Task goal: What follows are records. Restate all of them word for word.

**** Data entries

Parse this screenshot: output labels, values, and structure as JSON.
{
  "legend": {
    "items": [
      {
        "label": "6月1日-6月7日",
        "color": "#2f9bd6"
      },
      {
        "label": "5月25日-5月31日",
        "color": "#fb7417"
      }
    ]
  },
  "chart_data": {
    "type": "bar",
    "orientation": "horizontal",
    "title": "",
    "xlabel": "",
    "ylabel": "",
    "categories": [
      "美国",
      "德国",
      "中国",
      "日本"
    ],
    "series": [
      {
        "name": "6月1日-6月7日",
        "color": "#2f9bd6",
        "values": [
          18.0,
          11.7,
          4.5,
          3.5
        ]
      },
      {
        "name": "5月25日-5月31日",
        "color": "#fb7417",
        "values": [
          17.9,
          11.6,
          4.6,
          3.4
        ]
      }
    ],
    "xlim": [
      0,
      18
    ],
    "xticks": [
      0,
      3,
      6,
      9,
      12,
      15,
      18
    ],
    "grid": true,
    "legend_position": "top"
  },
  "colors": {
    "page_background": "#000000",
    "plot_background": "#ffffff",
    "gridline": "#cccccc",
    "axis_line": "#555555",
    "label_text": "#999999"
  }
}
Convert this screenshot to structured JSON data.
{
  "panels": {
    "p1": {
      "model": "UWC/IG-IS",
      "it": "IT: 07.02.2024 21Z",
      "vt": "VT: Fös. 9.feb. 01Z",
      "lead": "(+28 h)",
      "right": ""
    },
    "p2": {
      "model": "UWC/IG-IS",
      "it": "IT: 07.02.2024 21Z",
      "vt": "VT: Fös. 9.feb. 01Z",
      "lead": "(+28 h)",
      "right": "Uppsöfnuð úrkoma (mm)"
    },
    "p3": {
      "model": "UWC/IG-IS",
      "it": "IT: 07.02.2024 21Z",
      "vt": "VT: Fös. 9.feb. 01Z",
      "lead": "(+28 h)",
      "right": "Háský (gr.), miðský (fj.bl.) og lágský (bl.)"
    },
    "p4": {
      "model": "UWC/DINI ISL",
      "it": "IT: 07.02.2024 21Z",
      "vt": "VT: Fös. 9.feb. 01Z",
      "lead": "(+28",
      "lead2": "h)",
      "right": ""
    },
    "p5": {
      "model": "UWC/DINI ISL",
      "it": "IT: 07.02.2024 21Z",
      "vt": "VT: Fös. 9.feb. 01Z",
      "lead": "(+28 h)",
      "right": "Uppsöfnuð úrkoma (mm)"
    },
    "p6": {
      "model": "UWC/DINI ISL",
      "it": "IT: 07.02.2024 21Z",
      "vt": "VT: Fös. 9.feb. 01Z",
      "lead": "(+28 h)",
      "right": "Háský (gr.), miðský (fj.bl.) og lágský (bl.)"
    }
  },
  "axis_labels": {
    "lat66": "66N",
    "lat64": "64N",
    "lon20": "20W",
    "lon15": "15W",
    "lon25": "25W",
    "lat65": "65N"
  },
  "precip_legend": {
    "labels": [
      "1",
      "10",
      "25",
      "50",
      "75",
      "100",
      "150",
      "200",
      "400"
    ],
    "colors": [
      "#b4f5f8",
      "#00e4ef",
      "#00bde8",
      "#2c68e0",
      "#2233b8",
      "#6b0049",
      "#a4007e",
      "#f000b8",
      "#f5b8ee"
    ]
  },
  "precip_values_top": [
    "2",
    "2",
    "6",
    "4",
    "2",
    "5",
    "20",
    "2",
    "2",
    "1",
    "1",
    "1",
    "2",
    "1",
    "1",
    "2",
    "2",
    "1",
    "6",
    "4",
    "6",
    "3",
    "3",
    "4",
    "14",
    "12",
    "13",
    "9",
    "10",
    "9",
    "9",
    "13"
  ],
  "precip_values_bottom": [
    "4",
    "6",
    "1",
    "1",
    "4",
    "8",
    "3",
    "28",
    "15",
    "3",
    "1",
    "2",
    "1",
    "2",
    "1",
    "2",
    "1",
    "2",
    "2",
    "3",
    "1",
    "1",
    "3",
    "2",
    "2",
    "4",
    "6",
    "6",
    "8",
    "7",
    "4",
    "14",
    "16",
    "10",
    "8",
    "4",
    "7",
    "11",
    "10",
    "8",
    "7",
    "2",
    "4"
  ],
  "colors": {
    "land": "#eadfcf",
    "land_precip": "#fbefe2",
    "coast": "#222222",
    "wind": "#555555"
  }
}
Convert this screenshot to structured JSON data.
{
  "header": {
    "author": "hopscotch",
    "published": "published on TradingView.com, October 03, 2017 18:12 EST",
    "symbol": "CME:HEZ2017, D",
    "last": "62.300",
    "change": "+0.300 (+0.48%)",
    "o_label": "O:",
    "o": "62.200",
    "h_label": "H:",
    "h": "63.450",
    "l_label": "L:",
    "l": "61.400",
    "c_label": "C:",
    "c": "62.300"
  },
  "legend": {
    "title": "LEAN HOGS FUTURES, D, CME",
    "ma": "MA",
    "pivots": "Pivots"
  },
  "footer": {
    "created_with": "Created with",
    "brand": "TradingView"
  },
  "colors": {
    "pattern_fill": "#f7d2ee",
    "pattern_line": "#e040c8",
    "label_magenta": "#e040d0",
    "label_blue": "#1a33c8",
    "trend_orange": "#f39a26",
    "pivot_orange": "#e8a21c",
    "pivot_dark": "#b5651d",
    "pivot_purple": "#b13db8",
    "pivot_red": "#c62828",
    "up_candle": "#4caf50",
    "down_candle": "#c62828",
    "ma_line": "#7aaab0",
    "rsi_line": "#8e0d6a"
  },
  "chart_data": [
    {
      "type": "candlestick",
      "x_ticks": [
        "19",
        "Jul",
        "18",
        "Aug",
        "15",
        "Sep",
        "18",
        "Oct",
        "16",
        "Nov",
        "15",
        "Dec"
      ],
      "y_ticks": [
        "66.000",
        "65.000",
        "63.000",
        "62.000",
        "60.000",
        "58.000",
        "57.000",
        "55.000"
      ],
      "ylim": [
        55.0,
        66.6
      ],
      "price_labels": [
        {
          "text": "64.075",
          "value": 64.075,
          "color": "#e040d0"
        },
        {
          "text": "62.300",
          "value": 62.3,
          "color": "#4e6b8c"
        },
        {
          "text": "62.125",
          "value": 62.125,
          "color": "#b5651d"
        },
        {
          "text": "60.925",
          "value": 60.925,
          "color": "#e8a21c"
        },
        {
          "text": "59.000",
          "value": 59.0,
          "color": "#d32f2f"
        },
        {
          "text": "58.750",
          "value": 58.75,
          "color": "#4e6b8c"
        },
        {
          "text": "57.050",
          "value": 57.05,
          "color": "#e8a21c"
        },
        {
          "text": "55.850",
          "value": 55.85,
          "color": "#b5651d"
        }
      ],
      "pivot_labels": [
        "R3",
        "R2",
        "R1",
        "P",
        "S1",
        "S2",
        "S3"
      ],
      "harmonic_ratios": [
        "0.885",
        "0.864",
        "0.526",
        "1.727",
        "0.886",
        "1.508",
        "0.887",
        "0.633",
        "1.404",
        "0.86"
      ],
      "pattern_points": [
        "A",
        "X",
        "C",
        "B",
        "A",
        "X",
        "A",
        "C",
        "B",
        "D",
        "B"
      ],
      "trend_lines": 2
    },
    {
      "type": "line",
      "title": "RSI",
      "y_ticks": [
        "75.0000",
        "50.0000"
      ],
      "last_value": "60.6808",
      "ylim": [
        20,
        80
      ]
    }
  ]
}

********

Response below:
Parse this screenshot: output labels, values, and structure as JSON.
{
  "legend": {
    "items": [
      {
        "label": "6月1日-6月7日",
        "color": "#2f9bd6"
      },
      {
        "label": "5月25日-5月31日",
        "color": "#fb7417"
      }
    ]
  },
  "chart_data": {
    "type": "bar",
    "orientation": "horizontal",
    "title": "",
    "xlabel": "",
    "ylabel": "",
    "categories": [
      "美国",
      "德国",
      "中国",
      "日本"
    ],
    "series": [
      {
        "name": "6月1日-6月7日",
        "color": "#2f9bd6",
        "values": [
          18.0,
          11.7,
          4.5,
          3.5
        ]
      },
      {
        "name": "5月25日-5月31日",
        "color": "#fb7417",
        "values": [
          17.9,
          11.6,
          4.6,
          3.4
        ]
      }
    ],
    "xlim": [
      0,
      18
    ],
    "xticks": [
      0,
      3,
      6,
      9,
      12,
      15,
      18
    ],
    "grid": true,
    "legend_position": "top"
  },
  "colors": {
    "page_background": "#000000",
    "plot_background": "#ffffff",
    "gridline": "#cccccc",
    "axis_line": "#555555",
    "label_text": "#999999"
  }
}
Convert this screenshot to structured JSON data.
{
  "panels": {
    "p1": {
      "model": "UWC/IG-IS",
      "it": "IT: 07.02.2024 21Z",
      "vt": "VT: Fös. 9.feb. 01Z",
      "lead": "(+28 h)",
      "right": ""
    },
    "p2": {
      "model": "UWC/IG-IS",
      "it": "IT: 07.02.2024 21Z",
      "vt": "VT: Fös. 9.feb. 01Z",
      "lead": "(+28 h)",
      "right": "Uppsöfnuð úrkoma (mm)"
    },
    "p3": {
      "model": "UWC/IG-IS",
      "it": "IT: 07.02.2024 21Z",
      "vt": "VT: Fös. 9.feb. 01Z",
      "lead": "(+28 h)",
      "right": "Háský (gr.), miðský (fj.bl.) og lágský (bl.)"
    },
    "p4": {
      "model": "UWC/DINI ISL",
      "it": "IT: 07.02.2024 21Z",
      "vt": "VT: Fös. 9.feb. 01Z",
      "lead": "(+28",
      "lead2": "h)",
      "right": ""
    },
    "p5": {
      "model": "UWC/DINI ISL",
      "it": "IT: 07.02.2024 21Z",
      "vt": "VT: Fös. 9.feb. 01Z",
      "lead": "(+28 h)",
      "right": "Uppsöfnuð úrkoma (mm)"
    },
    "p6": {
      "model": "UWC/DINI ISL",
      "it": "IT: 07.02.2024 21Z",
      "vt": "VT: Fös. 9.feb. 01Z",
      "lead": "(+28 h)",
      "right": "Háský (gr.), miðský (fj.bl.) og lágský (bl.)"
    }
  },
  "axis_labels": {
    "lat66": "66N",
    "lat64": "64N",
    "lon20": "20W",
    "lon15": "15W",
    "lon25": "25W",
    "lat65": "65N"
  },
  "precip_legend": {
    "labels": [
      "1",
      "10",
      "25",
      "50",
      "75",
      "100",
      "150",
      "200",
      "400"
    ],
    "colors": [
      "#b4f5f8",
      "#00e4ef",
      "#00bde8",
      "#2c68e0",
      "#2233b8",
      "#6b0049",
      "#a4007e",
      "#f000b8",
      "#f5b8ee"
    ]
  },
  "precip_values_top": [
    "2",
    "2",
    "6",
    "4",
    "2",
    "5",
    "20",
    "2",
    "2",
    "1",
    "1",
    "1",
    "2",
    "1",
    "1",
    "2",
    "2",
    "1",
    "6",
    "4",
    "6",
    "3",
    "3",
    "4",
    "14",
    "12",
    "13",
    "9",
    "10",
    "9",
    "9",
    "13"
  ],
  "precip_values_bottom": [
    "4",
    "6",
    "1",
    "1",
    "4",
    "8",
    "3",
    "28",
    "15",
    "3",
    "1",
    "2",
    "1",
    "2",
    "1",
    "2",
    "1",
    "2",
    "2",
    "3",
    "1",
    "1",
    "3",
    "2",
    "2",
    "4",
    "6",
    "6",
    "8",
    "7",
    "4",
    "14",
    "16",
    "10",
    "8",
    "4",
    "7",
    "11",
    "10",
    "8",
    "7",
    "2",
    "4"
  ],
  "colors": {
    "land": "#eadfcf",
    "land_precip": "#fbefe2",
    "coast": "#222222",
    "wind": "#555555"
  }
}
Convert this screenshot to structured JSON data.
{
  "header": {
    "author": "hopscotch",
    "published": "published on TradingView.com, October 03, 2017 18:12 EST",
    "symbol": "CME:HEZ2017, D",
    "last": "62.300",
    "change": "+0.300 (+0.48%)",
    "o_label": "O:",
    "o": "62.200",
    "h_label": "H:",
    "h": "63.450",
    "l_label": "L:",
    "l": "61.400",
    "c_label": "C:",
    "c": "62.300"
  },
  "legend": {
    "title": "LEAN HOGS FUTURES, D, CME",
    "ma": "MA",
    "pivots": "Pivots"
  },
  "footer": {
    "created_with": "Created with",
    "brand": "TradingView"
  },
  "colors": {
    "pattern_fill": "#f7d2ee",
    "pattern_line": "#e040c8",
    "label_magenta": "#e040d0",
    "label_blue": "#1a33c8",
    "trend_orange": "#f39a26",
    "pivot_orange": "#e8a21c",
    "pivot_dark": "#b5651d",
    "pivot_purple": "#b13db8",
    "pivot_red": "#c62828",
    "up_candle": "#4caf50",
    "down_candle": "#c62828",
    "ma_line": "#7aaab0",
    "rsi_line": "#8e0d6a"
  },
  "chart_data": [
    {
      "type": "candlestick",
      "x_ticks": [
        "19",
        "Jul",
        "18",
        "Aug",
        "15",
        "Sep",
        "18",
        "Oct",
        "16",
        "Nov",
        "15",
        "Dec"
      ],
      "y_ticks": [
        "66.000",
        "65.000",
        "63.000",
        "62.000",
        "60.000",
        "58.000",
        "57.000",
        "55.000"
      ],
      "ylim": [
        55.0,
        66.6
      ],
      "price_labels": [
        {
          "text": "64.075",
          "value": 64.075,
          "color": "#e040d0"
        },
        {
          "text": "62.300",
          "value": 62.3,
          "color": "#4e6b8c"
        },
        {
          "text": "62.125",
          "value": 62.125,
          "color": "#b5651d"
        },
        {
          "text": "60.925",
          "value": 60.925,
          "color": "#e8a21c"
        },
        {
          "text": "59.000",
          "value": 59.0,
          "color": "#d32f2f"
        },
        {
          "text": "58.750",
          "value": 58.75,
          "color": "#4e6b8c"
        },
        {
          "text": "57.050",
          "value": 57.05,
          "color": "#e8a21c"
        },
        {
          "text": "55.850",
          "value": 55.85,
          "color": "#b5651d"
        }
      ],
      "pivot_labels": [
        "R3",
        "R2",
        "R1",
        "P",
        "S1",
        "S2",
        "S3"
      ],
      "harmonic_ratios": [
        "0.885",
        "0.864",
        "0.526",
        "1.727",
        "0.886",
        "1.508",
        "0.887",
        "0.633",
        "1.404",
        "0.86"
      ],
      "pattern_points": [
        "A",
        "X",
        "C",
        "B",
        "A",
        "X",
        "A",
        "C",
        "B",
        "D",
        "B"
      ],
      "trend_lines": 2
    },
    {
      "type": "line",
      "title": "RSI",
      "y_ticks": [
        "75.0000",
        "50.0000"
      ],
      "last_value": "60.6808",
      "ylim": [
        20,
        80
      ]
    }
  ]
}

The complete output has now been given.